§ **SHORT PROBLEM**
Copy every line of the material below word for word.

§ **RECORDS**
########

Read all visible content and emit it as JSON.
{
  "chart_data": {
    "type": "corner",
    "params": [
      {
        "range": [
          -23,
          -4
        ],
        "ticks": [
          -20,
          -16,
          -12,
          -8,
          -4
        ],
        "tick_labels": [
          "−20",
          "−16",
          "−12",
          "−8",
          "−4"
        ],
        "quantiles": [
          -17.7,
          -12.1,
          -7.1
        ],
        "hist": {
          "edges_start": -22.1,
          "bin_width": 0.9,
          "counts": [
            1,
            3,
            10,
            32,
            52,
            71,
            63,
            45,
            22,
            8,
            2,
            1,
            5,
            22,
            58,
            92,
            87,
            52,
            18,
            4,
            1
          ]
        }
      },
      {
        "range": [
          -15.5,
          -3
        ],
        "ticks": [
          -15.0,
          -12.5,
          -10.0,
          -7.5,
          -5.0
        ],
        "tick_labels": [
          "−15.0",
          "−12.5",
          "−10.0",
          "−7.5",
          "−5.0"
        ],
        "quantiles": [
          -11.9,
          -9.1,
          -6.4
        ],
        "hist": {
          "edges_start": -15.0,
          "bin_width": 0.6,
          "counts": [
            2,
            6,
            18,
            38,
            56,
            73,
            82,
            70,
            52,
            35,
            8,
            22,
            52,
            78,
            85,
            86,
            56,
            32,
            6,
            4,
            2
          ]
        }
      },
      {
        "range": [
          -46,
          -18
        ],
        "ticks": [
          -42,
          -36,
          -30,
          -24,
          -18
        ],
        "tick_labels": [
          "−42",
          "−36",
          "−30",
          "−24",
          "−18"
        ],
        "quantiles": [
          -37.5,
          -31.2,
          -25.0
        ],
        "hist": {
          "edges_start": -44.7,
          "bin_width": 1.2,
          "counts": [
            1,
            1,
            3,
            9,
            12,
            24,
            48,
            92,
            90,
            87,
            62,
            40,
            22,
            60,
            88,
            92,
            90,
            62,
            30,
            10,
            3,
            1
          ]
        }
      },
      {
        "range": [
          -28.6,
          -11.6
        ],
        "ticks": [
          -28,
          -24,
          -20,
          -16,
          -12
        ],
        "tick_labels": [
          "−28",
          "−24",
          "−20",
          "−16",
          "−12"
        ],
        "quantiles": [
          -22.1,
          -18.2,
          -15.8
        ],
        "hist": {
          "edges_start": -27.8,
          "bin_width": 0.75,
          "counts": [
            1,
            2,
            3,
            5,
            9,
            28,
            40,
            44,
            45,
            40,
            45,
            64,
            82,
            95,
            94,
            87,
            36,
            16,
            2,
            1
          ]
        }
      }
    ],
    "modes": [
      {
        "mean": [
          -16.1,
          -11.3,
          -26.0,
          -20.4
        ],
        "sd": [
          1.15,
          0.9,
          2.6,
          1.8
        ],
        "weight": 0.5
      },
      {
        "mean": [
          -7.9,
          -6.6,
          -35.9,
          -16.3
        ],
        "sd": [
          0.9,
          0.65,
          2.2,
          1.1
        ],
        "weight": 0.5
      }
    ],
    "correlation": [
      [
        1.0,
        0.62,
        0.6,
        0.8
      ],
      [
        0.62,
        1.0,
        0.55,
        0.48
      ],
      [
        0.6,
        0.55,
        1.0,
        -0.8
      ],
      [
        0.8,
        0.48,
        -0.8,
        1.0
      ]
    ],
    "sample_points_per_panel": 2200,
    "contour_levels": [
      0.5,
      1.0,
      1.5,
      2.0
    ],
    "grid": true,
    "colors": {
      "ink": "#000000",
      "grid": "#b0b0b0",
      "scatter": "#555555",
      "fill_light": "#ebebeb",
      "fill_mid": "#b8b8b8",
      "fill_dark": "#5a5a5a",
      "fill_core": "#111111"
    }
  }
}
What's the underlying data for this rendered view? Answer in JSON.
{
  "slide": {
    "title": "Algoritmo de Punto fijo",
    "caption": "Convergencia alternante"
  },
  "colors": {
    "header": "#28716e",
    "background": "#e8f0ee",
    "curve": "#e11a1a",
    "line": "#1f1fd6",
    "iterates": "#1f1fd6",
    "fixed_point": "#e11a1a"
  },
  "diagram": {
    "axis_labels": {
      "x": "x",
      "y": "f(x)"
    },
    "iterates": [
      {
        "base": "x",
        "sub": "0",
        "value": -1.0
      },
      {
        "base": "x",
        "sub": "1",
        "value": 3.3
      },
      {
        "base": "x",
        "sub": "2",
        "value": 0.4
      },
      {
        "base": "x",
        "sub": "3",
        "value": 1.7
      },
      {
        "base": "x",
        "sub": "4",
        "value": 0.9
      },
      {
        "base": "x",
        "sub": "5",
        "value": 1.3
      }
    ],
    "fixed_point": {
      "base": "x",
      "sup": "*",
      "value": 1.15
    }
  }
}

########

§ **THE RESULT**
Read all visible content and emit it as JSON.
{
  "chart_data": {
    "type": "corner",
    "params": [
      {
        "range": [
          -23,
          -4
        ],
        "ticks": [
          -20,
          -16,
          -12,
          -8,
          -4
        ],
        "tick_labels": [
          "−20",
          "−16",
          "−12",
          "−8",
          "−4"
        ],
        "quantiles": [
          -17.7,
          -12.1,
          -7.1
        ],
        "hist": {
          "edges_start": -22.1,
          "bin_width": 0.9,
          "counts": [
            1,
            3,
            10,
            32,
            52,
            71,
            63,
            45,
            22,
            8,
            2,
            1,
            5,
            22,
            58,
            92,
            87,
            52,
            18,
            4,
            1
          ]
        }
      },
      {
        "range": [
          -15.5,
          -3
        ],
        "ticks": [
          -15.0,
          -12.5,
          -10.0,
          -7.5,
          -5.0
        ],
        "tick_labels": [
          "−15.0",
          "−12.5",
          "−10.0",
          "−7.5",
          "−5.0"
        ],
        "quantiles": [
          -11.9,
          -9.1,
          -6.4
        ],
        "hist": {
          "edges_start": -15.0,
          "bin_width": 0.6,
          "counts": [
            2,
            6,
            18,
            38,
            56,
            73,
            82,
            70,
            52,
            35,
            8,
            22,
            52,
            78,
            85,
            86,
            56,
            32,
            6,
            4,
            2
          ]
        }
      },
      {
        "range": [
          -46,
          -18
        ],
        "ticks": [
          -42,
          -36,
          -30,
          -24,
          -18
        ],
        "tick_labels": [
          "−42",
          "−36",
          "−30",
          "−24",
          "−18"
        ],
        "quantiles": [
          -37.5,
          -31.2,
          -25.0
        ],
        "hist": {
          "edges_start": -44.7,
          "bin_width": 1.2,
          "counts": [
            1,
            1,
            3,
            9,
            12,
            24,
            48,
            92,
            90,
            87,
            62,
            40,
            22,
            60,
            88,
            92,
            90,
            62,
            30,
            10,
            3,
            1
          ]
        }
      },
      {
        "range": [
          -28.6,
          -11.6
        ],
        "ticks": [
          -28,
          -24,
          -20,
          -16,
          -12
        ],
        "tick_labels": [
          "−28",
          "−24",
          "−20",
          "−16",
          "−12"
        ],
        "quantiles": [
          -22.1,
          -18.2,
          -15.8
        ],
        "hist": {
          "edges_start": -27.8,
          "bin_width": 0.75,
          "counts": [
            1,
            2,
            3,
            5,
            9,
            28,
            40,
            44,
            45,
            40,
            45,
            64,
            82,
            95,
            94,
            87,
            36,
            16,
            2,
            1
          ]
        }
      }
    ],
    "modes": [
      {
        "mean": [
          -16.1,
          -11.3,
          -26.0,
          -20.4
        ],
        "sd": [
          1.15,
          0.9,
          2.6,
          1.8
        ],
        "weight": 0.5
      },
      {
        "mean": [
          -7.9,
          -6.6,
          -35.9,
          -16.3
        ],
        "sd": [
          0.9,
          0.65,
          2.2,
          1.1
        ],
        "weight": 0.5
      }
    ],
    "correlation": [
      [
        1.0,
        0.62,
        0.6,
        0.8
      ],
      [
        0.62,
        1.0,
        0.55,
        0.48
      ],
      [
        0.6,
        0.55,
        1.0,
        -0.8
      ],
      [
        0.8,
        0.48,
        -0.8,
        1.0
      ]
    ],
    "sample_points_per_panel": 2200,
    "contour_levels": [
      0.5,
      1.0,
      1.5,
      2.0
    ],
    "grid": true,
    "colors": {
      "ink": "#000000",
      "grid": "#b0b0b0",
      "scatter": "#555555",
      "fill_light": "#ebebeb",
      "fill_mid": "#b8b8b8",
      "fill_dark": "#5a5a5a",
      "fill_core": "#111111"
    }
  }
}
What's the underlying data for this rendered view? Answer in JSON.
{
  "slide": {
    "title": "Algoritmo de Punto fijo",
    "caption": "Convergencia alternante"
  },
  "colors": {
    "header": "#28716e",
    "background": "#e8f0ee",
    "curve": "#e11a1a",
    "line": "#1f1fd6",
    "iterates": "#1f1fd6",
    "fixed_point": "#e11a1a"
  },
  "diagram": {
    "axis_labels": {
      "x": "x",
      "y": "f(x)"
    },
    "iterates": [
      {
        "base": "x",
        "sub": "0",
        "value": -1.0
      },
      {
        "base": "x",
        "sub": "1",
        "value": 3.3
      },
      {
        "base": "x",
        "sub": "2",
        "value": 0.4
      },
      {
        "base": "x",
        "sub": "3",
        "value": 1.7
      },
      {
        "base": "x",
        "sub": "4",
        "value": 0.9
      },
      {
        "base": "x",
        "sub": "5",
        "value": 1.3
      }
    ],
    "fixed_point": {
      "base": "x",
      "sup": "*",
      "value": 1.15
    }
  }
}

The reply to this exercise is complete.